Select from the data all lines with the word "ylabel".

- Records about charts and figures:
[start]

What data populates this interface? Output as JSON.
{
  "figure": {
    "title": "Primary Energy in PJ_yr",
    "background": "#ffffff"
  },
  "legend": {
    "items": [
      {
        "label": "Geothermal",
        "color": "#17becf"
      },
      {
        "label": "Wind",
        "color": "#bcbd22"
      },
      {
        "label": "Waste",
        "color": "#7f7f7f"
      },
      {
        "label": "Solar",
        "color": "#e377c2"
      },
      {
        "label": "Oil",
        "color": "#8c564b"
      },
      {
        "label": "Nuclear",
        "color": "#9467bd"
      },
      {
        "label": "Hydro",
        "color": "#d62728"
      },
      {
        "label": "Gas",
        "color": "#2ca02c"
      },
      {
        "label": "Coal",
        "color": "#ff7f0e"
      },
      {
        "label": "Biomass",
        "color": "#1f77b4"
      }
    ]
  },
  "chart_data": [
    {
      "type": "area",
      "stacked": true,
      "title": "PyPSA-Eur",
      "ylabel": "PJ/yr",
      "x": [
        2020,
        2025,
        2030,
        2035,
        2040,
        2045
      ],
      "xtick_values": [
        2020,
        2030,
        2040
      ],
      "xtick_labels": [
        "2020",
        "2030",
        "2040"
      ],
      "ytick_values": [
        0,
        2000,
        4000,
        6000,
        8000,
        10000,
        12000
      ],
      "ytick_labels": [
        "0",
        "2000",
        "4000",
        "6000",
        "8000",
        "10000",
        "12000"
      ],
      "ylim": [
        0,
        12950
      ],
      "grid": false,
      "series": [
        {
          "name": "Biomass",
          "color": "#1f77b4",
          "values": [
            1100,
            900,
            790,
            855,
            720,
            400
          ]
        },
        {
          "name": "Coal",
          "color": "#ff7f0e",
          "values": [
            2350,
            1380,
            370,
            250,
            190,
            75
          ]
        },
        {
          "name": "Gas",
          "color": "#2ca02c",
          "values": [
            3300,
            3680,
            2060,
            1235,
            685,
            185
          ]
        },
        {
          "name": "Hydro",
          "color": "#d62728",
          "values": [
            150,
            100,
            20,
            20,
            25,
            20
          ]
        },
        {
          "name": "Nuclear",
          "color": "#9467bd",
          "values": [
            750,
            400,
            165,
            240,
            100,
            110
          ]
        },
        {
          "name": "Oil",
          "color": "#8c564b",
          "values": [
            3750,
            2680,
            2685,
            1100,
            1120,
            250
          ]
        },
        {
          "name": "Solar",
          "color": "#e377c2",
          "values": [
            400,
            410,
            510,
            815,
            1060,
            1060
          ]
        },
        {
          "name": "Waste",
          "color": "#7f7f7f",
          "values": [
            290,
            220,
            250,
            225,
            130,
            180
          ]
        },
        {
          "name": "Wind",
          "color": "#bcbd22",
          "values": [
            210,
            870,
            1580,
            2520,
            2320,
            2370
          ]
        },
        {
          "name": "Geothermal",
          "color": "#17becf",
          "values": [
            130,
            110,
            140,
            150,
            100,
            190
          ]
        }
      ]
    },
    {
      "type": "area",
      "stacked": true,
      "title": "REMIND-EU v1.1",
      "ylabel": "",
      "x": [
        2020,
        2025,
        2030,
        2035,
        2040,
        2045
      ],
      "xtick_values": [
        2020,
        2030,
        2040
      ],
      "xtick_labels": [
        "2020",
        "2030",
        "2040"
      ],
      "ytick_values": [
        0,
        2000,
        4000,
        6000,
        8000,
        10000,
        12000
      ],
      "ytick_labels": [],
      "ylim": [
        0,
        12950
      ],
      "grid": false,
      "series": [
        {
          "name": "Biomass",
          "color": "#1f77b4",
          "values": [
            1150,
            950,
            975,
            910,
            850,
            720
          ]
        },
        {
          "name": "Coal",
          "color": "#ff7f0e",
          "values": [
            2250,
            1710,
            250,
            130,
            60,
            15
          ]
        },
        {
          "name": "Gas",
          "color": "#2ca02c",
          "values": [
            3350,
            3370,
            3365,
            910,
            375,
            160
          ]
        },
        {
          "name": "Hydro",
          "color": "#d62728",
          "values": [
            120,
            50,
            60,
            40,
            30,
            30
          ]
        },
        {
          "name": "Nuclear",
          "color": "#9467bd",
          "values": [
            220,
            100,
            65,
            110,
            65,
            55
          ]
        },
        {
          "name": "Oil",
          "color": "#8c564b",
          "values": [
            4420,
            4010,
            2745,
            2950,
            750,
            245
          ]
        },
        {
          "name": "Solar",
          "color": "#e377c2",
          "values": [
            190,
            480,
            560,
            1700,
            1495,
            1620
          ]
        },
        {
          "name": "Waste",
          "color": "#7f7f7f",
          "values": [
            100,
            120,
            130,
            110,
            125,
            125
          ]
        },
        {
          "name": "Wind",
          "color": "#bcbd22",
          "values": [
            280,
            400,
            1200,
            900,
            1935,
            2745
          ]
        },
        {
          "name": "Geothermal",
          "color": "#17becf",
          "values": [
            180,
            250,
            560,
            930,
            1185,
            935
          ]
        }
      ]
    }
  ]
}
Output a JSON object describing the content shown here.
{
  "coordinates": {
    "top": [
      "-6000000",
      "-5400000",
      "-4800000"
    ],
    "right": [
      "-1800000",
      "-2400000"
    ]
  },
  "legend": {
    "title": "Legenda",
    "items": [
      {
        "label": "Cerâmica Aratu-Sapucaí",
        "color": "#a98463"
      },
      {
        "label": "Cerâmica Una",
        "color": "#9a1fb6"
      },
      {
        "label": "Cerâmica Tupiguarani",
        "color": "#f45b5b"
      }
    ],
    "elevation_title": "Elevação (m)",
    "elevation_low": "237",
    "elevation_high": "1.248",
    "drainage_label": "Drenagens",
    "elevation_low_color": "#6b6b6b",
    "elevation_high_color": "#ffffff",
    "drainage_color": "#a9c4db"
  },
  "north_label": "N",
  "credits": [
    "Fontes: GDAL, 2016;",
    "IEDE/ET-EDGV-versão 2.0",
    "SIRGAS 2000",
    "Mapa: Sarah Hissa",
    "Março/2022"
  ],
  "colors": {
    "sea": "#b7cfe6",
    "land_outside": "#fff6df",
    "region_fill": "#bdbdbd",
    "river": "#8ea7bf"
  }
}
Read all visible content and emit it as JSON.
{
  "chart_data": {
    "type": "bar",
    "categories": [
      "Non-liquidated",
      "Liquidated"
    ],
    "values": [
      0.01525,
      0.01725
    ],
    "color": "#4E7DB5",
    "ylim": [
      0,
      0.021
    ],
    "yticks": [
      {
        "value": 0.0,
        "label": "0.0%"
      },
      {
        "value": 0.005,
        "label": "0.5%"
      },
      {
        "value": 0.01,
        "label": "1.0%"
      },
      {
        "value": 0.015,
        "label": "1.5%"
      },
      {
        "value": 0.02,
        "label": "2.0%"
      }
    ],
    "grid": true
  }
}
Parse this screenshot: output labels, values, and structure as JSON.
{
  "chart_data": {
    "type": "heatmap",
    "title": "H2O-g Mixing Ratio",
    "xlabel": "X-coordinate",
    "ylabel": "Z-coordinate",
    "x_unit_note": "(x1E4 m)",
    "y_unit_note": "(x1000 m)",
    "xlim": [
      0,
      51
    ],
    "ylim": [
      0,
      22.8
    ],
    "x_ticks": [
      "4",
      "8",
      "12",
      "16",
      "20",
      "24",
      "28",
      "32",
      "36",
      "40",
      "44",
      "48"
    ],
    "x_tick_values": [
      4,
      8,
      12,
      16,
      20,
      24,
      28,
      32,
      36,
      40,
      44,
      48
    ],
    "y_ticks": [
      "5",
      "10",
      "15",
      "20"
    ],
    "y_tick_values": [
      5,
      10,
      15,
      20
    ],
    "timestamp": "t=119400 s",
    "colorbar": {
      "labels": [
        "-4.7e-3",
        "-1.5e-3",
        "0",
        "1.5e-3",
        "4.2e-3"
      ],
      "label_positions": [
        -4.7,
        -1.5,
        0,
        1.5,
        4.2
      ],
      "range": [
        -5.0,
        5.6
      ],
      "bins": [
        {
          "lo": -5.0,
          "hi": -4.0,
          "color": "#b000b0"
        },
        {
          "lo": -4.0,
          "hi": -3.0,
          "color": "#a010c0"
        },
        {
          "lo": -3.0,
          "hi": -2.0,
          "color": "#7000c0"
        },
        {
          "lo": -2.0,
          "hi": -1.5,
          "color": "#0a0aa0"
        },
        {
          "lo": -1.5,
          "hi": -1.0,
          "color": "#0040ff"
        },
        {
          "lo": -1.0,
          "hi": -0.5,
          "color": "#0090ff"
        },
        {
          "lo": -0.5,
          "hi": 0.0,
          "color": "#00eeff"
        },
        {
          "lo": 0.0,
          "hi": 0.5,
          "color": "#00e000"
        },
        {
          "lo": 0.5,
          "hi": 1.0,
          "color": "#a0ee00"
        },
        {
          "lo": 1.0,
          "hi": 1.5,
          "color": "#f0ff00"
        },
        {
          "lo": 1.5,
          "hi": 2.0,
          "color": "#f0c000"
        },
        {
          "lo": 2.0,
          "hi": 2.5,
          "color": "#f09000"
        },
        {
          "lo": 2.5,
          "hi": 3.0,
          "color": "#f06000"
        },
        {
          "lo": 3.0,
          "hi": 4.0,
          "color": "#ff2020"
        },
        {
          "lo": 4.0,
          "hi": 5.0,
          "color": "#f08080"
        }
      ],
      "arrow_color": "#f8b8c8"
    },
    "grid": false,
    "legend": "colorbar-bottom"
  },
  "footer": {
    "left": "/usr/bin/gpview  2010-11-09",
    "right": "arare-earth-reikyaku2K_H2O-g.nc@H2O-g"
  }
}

[end]

- Solution for this task:
      "ylabel": "PJ/yr",
      "ylabel": "",
    "ylabel": "Z-coordinate",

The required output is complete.